**The request**
Identify all lines below that hold "ЕВРОПЕ" and collect them.

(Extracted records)
** Start **

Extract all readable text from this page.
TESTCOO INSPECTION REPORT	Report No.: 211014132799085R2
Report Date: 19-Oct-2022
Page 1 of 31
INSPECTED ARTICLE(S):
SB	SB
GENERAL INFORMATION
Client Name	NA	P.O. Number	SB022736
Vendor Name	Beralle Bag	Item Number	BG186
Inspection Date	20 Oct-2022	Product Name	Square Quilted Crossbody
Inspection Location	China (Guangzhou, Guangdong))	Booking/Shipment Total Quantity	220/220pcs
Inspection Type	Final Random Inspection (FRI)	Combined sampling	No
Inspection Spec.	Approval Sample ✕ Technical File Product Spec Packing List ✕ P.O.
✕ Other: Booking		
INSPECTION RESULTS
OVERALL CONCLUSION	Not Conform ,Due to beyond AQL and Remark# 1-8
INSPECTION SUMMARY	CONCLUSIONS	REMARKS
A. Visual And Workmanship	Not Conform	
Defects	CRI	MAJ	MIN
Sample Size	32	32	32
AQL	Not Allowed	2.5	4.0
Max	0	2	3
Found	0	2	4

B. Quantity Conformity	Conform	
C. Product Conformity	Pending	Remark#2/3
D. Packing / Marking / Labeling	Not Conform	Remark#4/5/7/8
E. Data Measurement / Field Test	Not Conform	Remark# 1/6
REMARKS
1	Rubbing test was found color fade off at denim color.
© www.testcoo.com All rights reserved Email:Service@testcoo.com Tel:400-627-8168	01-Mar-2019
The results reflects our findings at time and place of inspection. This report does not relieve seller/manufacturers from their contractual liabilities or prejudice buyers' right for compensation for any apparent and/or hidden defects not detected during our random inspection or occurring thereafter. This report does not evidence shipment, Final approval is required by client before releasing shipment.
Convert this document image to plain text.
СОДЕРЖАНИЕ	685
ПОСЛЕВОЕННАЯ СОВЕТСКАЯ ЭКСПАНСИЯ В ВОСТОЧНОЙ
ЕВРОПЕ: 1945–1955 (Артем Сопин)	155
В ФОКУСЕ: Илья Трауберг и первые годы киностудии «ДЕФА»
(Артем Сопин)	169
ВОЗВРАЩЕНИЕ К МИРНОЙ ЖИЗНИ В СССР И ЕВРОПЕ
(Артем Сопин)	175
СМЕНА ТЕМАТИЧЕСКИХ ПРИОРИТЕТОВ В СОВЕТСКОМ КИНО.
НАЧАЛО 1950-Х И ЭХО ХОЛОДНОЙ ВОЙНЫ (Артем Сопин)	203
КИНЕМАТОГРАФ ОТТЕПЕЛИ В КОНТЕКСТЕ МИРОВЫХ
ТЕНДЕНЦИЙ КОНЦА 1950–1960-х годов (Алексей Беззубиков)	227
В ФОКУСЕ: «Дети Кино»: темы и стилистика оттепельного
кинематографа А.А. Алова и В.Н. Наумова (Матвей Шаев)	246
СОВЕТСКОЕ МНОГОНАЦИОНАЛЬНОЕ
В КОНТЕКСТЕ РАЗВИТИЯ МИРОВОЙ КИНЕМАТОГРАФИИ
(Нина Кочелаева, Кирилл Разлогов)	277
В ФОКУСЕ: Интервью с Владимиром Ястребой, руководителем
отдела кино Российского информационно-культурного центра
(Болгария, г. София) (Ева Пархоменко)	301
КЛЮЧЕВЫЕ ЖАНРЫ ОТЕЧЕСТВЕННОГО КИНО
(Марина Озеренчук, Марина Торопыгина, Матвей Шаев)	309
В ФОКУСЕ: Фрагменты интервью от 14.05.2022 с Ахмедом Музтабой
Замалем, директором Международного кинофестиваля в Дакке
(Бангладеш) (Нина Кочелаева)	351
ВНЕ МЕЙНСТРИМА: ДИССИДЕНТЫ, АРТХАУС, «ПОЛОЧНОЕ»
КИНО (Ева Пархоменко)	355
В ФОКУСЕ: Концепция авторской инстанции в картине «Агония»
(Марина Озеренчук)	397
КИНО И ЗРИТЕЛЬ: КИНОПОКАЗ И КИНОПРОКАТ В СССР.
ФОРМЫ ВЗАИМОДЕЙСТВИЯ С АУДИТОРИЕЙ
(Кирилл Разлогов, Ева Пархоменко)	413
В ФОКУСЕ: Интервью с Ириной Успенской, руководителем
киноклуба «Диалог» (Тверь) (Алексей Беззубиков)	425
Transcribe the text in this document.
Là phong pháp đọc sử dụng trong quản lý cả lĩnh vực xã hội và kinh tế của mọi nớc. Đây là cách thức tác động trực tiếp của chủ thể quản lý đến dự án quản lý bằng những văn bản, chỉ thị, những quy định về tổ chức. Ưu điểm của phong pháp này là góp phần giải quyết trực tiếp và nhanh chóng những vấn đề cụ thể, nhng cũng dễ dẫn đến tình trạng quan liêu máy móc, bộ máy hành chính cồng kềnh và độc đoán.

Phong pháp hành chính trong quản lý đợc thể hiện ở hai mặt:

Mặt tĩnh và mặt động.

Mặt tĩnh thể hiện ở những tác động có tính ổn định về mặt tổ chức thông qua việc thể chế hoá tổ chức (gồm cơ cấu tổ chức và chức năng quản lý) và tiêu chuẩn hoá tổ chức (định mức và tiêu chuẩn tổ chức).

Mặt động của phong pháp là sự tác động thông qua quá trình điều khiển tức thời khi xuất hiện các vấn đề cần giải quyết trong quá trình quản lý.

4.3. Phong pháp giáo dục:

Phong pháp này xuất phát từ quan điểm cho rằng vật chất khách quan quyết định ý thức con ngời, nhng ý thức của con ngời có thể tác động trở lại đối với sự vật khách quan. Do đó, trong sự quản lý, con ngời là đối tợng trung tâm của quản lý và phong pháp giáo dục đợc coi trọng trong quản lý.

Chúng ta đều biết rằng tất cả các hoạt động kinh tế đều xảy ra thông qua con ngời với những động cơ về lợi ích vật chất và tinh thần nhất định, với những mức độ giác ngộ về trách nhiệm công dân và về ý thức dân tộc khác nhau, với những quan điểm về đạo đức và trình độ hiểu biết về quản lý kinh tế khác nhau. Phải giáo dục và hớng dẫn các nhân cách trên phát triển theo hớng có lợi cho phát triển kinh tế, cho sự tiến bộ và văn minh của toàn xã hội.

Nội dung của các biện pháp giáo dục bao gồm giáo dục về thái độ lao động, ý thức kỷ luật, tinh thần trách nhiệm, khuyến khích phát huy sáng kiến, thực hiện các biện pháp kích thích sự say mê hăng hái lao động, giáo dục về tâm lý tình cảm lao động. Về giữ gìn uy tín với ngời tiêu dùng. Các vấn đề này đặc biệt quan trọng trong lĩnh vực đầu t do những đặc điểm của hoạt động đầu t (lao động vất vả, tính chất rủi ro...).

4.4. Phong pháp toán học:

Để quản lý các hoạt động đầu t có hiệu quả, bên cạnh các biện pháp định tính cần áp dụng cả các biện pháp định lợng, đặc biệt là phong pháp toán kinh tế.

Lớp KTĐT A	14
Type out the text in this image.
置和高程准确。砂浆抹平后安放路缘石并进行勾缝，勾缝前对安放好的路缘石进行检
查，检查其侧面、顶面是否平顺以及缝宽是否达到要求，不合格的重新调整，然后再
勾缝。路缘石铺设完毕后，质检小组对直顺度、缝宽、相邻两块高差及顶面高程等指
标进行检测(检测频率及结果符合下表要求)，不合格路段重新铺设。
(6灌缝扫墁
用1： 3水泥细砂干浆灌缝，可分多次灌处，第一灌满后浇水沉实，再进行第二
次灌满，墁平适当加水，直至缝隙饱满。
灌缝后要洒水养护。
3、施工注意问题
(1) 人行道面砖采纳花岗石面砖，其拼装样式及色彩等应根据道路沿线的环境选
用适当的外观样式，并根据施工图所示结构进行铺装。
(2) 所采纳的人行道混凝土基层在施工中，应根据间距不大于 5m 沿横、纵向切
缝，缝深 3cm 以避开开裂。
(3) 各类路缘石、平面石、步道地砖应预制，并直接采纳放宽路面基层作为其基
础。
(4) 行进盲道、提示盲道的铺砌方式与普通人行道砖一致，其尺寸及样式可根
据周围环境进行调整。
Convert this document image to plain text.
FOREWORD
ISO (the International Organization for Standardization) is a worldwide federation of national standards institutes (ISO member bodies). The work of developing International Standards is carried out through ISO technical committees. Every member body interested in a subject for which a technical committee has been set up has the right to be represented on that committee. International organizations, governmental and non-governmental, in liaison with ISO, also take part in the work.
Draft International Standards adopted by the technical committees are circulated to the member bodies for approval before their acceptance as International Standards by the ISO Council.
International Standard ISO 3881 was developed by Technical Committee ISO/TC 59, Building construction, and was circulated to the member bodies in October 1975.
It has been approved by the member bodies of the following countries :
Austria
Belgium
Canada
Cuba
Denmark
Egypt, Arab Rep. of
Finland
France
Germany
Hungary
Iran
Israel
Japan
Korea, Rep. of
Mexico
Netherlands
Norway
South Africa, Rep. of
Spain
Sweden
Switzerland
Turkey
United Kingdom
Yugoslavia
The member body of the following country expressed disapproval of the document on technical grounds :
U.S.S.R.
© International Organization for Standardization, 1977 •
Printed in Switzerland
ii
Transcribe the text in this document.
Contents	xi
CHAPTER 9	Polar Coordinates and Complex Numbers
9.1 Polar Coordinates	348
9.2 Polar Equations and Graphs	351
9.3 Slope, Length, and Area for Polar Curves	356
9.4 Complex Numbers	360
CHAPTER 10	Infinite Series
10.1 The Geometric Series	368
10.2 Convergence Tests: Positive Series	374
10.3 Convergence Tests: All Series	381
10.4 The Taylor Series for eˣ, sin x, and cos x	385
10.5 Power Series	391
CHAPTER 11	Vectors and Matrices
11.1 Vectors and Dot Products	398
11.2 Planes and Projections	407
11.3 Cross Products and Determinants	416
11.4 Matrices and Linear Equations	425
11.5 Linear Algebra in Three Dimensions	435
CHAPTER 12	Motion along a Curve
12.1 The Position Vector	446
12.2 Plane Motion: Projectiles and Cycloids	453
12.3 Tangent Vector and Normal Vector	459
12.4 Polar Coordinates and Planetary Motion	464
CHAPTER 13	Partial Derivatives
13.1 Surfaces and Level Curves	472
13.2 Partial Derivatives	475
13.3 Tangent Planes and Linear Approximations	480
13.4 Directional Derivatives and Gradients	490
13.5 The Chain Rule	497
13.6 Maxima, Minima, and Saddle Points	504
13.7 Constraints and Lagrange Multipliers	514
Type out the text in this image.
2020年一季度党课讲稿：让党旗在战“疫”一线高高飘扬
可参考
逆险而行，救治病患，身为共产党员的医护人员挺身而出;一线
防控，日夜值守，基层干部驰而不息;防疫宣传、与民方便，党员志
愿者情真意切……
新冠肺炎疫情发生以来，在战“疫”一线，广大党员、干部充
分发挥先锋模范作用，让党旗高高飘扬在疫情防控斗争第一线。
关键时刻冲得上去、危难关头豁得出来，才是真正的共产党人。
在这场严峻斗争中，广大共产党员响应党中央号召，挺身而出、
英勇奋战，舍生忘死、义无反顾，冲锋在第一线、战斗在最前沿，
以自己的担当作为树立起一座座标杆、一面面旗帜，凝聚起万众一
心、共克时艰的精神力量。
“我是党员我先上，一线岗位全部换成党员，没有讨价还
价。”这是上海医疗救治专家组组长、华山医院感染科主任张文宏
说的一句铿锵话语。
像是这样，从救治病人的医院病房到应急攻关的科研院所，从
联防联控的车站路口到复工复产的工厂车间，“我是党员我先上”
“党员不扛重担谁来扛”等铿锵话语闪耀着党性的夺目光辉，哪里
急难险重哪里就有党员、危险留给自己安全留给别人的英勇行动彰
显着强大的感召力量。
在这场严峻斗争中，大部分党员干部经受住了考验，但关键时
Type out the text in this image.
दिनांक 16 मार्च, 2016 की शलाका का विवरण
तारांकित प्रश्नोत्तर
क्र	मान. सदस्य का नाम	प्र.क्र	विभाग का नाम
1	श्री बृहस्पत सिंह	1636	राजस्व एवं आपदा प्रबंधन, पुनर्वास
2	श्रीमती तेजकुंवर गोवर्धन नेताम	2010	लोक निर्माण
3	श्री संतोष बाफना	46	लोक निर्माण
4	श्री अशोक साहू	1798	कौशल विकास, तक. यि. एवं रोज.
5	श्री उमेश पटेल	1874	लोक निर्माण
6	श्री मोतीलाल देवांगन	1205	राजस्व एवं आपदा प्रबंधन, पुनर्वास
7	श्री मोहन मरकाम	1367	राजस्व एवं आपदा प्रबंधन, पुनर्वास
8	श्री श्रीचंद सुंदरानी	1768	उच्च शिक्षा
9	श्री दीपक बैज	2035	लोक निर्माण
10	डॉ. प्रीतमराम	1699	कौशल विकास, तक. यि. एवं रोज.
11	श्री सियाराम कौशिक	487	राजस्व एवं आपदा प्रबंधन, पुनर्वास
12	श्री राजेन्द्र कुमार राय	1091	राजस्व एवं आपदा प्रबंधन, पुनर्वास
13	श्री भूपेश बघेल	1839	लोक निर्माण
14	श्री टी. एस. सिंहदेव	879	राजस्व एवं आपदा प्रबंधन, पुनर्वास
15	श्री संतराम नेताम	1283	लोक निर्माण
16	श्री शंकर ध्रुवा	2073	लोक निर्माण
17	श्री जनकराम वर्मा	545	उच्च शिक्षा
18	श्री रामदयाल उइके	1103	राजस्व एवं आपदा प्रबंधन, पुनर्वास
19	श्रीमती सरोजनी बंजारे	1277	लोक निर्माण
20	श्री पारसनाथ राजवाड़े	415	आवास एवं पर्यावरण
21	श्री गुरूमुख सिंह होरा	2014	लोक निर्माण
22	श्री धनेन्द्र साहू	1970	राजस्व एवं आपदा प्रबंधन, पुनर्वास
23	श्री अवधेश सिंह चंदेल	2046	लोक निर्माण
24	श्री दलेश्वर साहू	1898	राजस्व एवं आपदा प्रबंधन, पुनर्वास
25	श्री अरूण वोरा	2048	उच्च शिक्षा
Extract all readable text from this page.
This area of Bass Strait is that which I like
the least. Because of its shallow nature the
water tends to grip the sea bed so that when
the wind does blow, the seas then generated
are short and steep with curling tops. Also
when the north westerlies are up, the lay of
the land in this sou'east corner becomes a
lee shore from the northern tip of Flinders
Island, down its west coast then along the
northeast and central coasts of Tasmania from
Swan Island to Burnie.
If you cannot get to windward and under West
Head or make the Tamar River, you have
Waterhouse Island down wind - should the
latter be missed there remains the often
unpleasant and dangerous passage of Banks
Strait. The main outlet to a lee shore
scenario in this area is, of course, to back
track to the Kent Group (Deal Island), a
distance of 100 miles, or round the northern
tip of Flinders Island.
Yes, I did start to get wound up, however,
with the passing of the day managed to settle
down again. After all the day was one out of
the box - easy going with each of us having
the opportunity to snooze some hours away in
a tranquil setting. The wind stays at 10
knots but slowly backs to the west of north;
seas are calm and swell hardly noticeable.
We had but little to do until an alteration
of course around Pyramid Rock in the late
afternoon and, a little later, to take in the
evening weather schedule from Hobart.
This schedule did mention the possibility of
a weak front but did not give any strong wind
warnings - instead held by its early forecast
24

** End **

**Result for this exercise**
ЕВРОПЕ: 1945–1955 (Артем Сопин)	155
ВОЗВРАЩЕНИЕ К МИРНОЙ ЖИЗНИ В СССР И ЕВРОПЕ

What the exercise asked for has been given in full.